▶ AIM: Copy everything in the listing below word for word, apart from any images.

(Excerpt from a dataset)
═══

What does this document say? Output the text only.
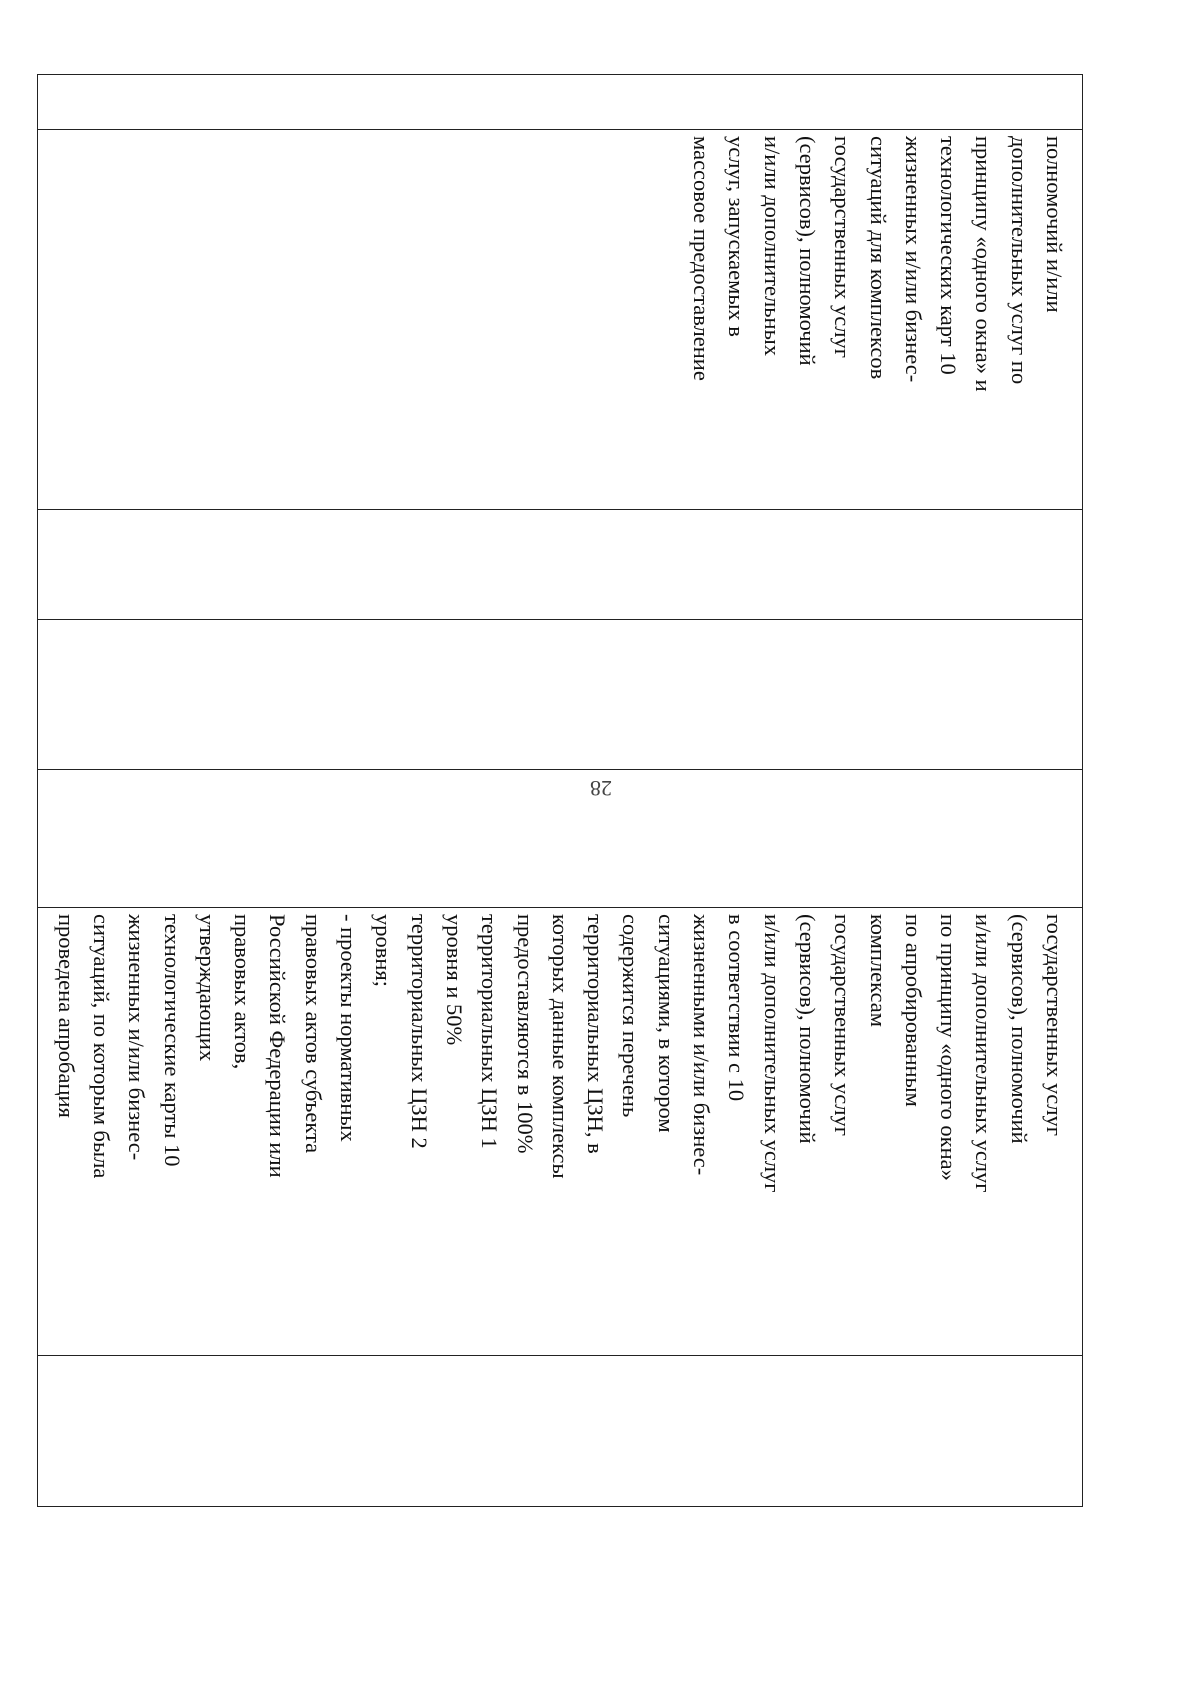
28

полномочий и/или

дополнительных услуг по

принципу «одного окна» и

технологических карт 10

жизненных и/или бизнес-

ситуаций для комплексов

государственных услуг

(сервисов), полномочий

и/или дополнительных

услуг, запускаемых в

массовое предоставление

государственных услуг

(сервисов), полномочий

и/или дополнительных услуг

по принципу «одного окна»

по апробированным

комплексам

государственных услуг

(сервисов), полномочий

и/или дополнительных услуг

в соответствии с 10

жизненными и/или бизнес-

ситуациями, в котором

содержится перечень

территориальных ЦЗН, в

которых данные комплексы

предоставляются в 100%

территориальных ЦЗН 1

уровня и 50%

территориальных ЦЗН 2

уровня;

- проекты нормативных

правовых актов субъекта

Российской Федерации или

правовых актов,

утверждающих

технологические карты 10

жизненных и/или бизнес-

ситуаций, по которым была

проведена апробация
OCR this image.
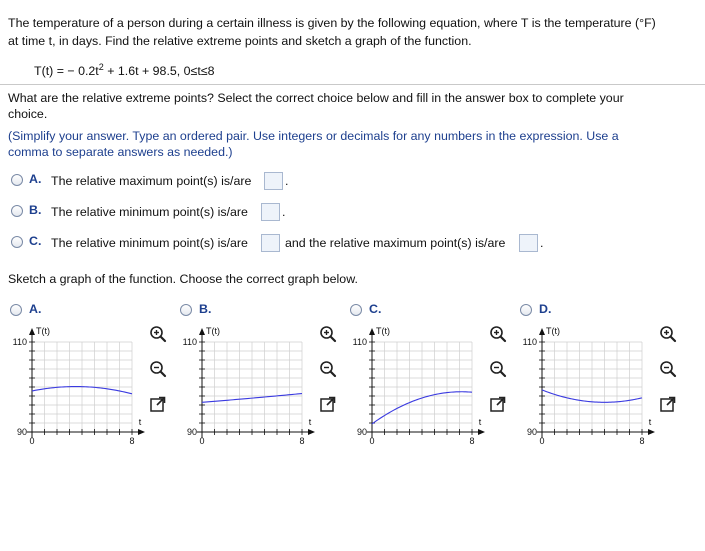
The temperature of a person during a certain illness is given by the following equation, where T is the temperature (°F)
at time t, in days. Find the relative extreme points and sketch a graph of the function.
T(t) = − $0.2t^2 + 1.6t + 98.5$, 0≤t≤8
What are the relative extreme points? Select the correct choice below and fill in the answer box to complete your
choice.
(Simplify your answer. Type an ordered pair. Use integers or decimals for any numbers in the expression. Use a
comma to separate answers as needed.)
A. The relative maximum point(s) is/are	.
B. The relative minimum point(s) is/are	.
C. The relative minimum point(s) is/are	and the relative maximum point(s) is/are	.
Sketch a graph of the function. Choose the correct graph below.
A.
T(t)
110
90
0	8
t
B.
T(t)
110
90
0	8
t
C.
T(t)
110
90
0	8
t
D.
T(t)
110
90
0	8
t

═══

▶ RESULT:
What does this document say? Output the text only.
28

полномочий и/или

дополнительных услуг по

принципу «одного окна» и

технологических карт 10

жизненных и/или бизнес-

ситуаций для комплексов

государственных услуг

(сервисов), полномочий

и/или дополнительных

услуг, запускаемых в

массовое предоставление

государственных услуг

(сервисов), полномочий

и/или дополнительных услуг

по принципу «одного окна»

по апробированным

комплексам

государственных услуг

(сервисов), полномочий

и/или дополнительных услуг

в соответствии с 10

жизненными и/или бизнес-

ситуациями, в котором

содержится перечень

территориальных ЦЗН, в

которых данные комплексы

предоставляются в 100%

территориальных ЦЗН 1

уровня и 50%

территориальных ЦЗН 2

уровня;

- проекты нормативных

правовых актов субъекта

Российской Федерации или

правовых актов,

утверждающих

технологические карты 10

жизненных и/или бизнес-

ситуаций, по которым была

проведена апробация
OCR this image.
The temperature of a person during a certain illness is given by the following equation, where T is the temperature (°F)
at time t, in days. Find the relative extreme points and sketch a graph of the function.
T(t) = − $0.2t^2 + 1.6t + 98.5$, 0≤t≤8
What are the relative extreme points? Select the correct choice below and fill in the answer box to complete your
choice.
(Simplify your answer. Type an ordered pair. Use integers or decimals for any numbers in the expression. Use a
comma to separate answers as needed.)
A. The relative maximum point(s) is/are	.
B. The relative minimum point(s) is/are	.
C. The relative minimum point(s) is/are	and the relative maximum point(s) is/are	.
Sketch a graph of the function. Choose the correct graph below.
A.
T(t)
110
90
0	8
t
B.
T(t)
110
90
0	8
t
C.
T(t)
110
90
0	8
t
D.
T(t)
110
90
0	8
t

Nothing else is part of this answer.